Task description:
Tally every line featuring "coristi", then give that tally alone.
* Start Dataset *
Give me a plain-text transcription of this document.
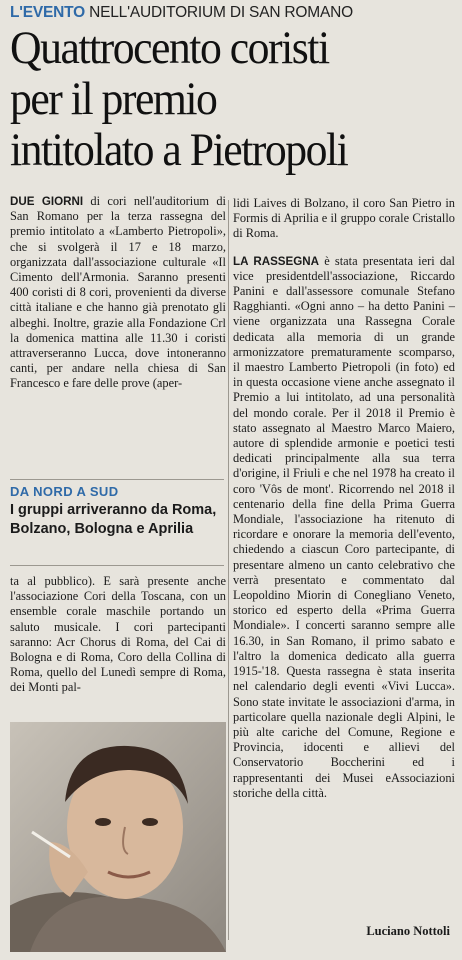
L'EVENTO NELL'AUDITORIUM DI SAN ROMANO
Quattrocento coristi
per il premio
intitolato a Pietropoli

DUE GIORNI di cori nell'auditorium di San Romano per la terza rassegna del premio intitolato a «Lamberto Pietropoli», che si svolgerà il 17 e 18 marzo, organizzata dall'associazione culturale «Il Cimento dell'Armonia. Saranno presenti 400 coristi di 8 cori, provenienti da diverse città italiane e che hanno già prenotato gli albeghi. Inoltre, grazie alla Fondazione Crl la domenica mattina alle 11.30 i coristi attraverseranno Lucca, dove intoneranno canti, per andare nella chiesa di San Francesco e fare delle prove (aper-

DA NORD A SUD
I gruppi arriveranno da Roma, Bolzano, Bologna e Aprilia

ta al pubblico). E sarà presente anche l'associazione Cori della Toscana, con un ensemble corale maschile portando un saluto musicale. I cori partecipanti saranno: Acr Chorus di Roma, del Cai di Bologna e di Roma, Coro della Collina di Roma, quello del Lunedì sempre di Roma, dei Monti pal-

lidi Laives di Bolzano, il coro San Pietro in Formis di Aprilia e il gruppo corale Cristallo di Roma.

LA RASSEGNA è stata presentata ieri dal vice presidentdell'associazione, Riccardo Panini e dall'assessore comunale Stefano Ragghianti. «Ogni anno – ha detto Panini – viene organizzata una Rassegna Corale dedicata alla memoria di un grande armonizzatore prematuramente scomparso, il maestro Lamberto Pietropoli (in foto) ed in questa occasione viene anche assegnato il Premio a lui intitolato, ad una personalità del mondo corale. Per il 2018 il Premio è stato assegnato al Maestro Marco Maiero, autore di splendide armonie e poetici testi dedicati principalmente alla sua terra d'origine, il Friuli e che nel 1978 ha creato il coro 'Vôs de mont'. Ricorrendo nel 2018 il centenario della fine della Prima Guerra Mondiale, l'associazione ha ritenuto di ricordare e onorare la memoria dell'evento, chiedendo a ciascun Coro partecipante, di presentare almeno un canto celebrativo che verrà presentato e commentato dal Leopoldino Miorin di Conegliano Veneto, storico ed esperto della «Prima Guerra Mondiale». I concerti saranno sempre alle 16.30, in San Romano, il primo sabato e l'altro la domenica dedicato alla guerra 1915-'18. Questa rassegna è stata inserita nel calendario degli eventi «Vivi Lucca». Sono state invitate le associazioni d'arma, in particolare quella nazionale degli Alpini, le più alte cariche del Comune, Regione e Provincia, idocenti e allievi del Conservatorio Boccherini ed i rappresentanti dei Musei eAssociazioni storiche della città.

Luciano Nottoli
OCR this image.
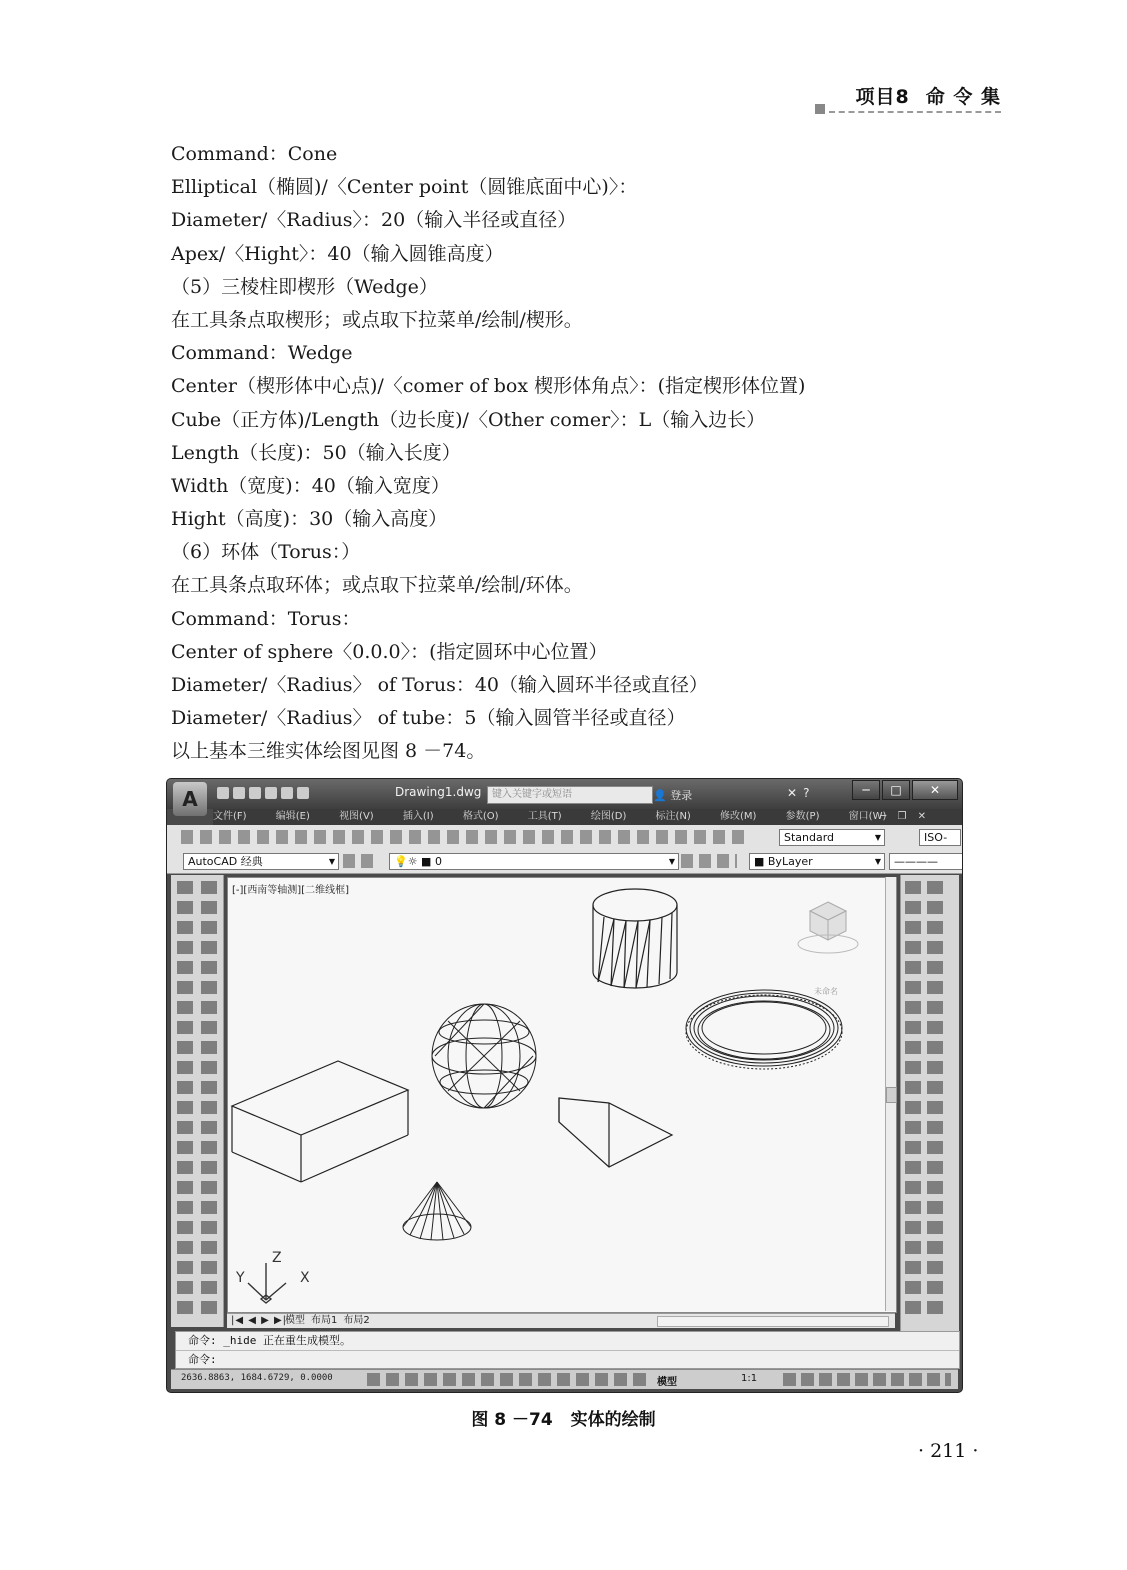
项目8 命 令 集
Command：Cone
Elliptical（椭圆)/〈Center point（圆锥底面中心)〉：
Diameter/〈Radius〉：20（输入半径或直径）
Apex/〈Hight〉：40（输入圆锥高度）
（5）三棱柱即楔形（Wedge）
在工具条点取楔形；或点取下拉菜单/绘制/楔形。
Command：Wedge
Center（楔形体中心点)/〈comer of box 楔形体角点〉：(指定楔形体位置)
Cube（正方体)/Length（边长度)/〈Other comer〉：L（输入边长）
Length（长度)：50（输入长度）
Width（宽度)：40（输入宽度）
Hight（高度)：30（输入高度）
（6）环体（Torus：）
在工具条点取环体；或点取下拉菜单/绘制/环体。
Command：Torus：
Center of sphere〈0.0.0〉：(指定圆环中心位置）
Diameter/〈Radius〉 of Torus：40（输入圆环半径或直径）
Diameter/〈Radius〉 of tube：5（输入圆管半径或直径）
以上基本三维实体绘图见图 8 －74。
A	Drawing1.dwg	键入关键字或短语	👤 登录	✕?	─	□	✕
文件(F)	编辑(E)	视图(V)	插入(I)	格式(O)	工具(T)	绘图(D)	标注(N)	修改(M)	参数(P)	窗口(W)
─ ❐ ✕
Standard	▼	ISO-
AutoCAD 经典	▼	💡☼ ■ 0	▼	■ ByLayer	▼	————
[-][西南等轴测][二维线框]
未命名
Z
Y	X
|◀ ◀ ▶ ▶|
模型 布局1 布局2
命令: _hide 正在重生成模型。
命令:
2636.8863, 1684.6729, 0.0000	模型	1:1
图 8 －74 实体的绘制
· 211 ·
* End Dataset *
Expected answer:
2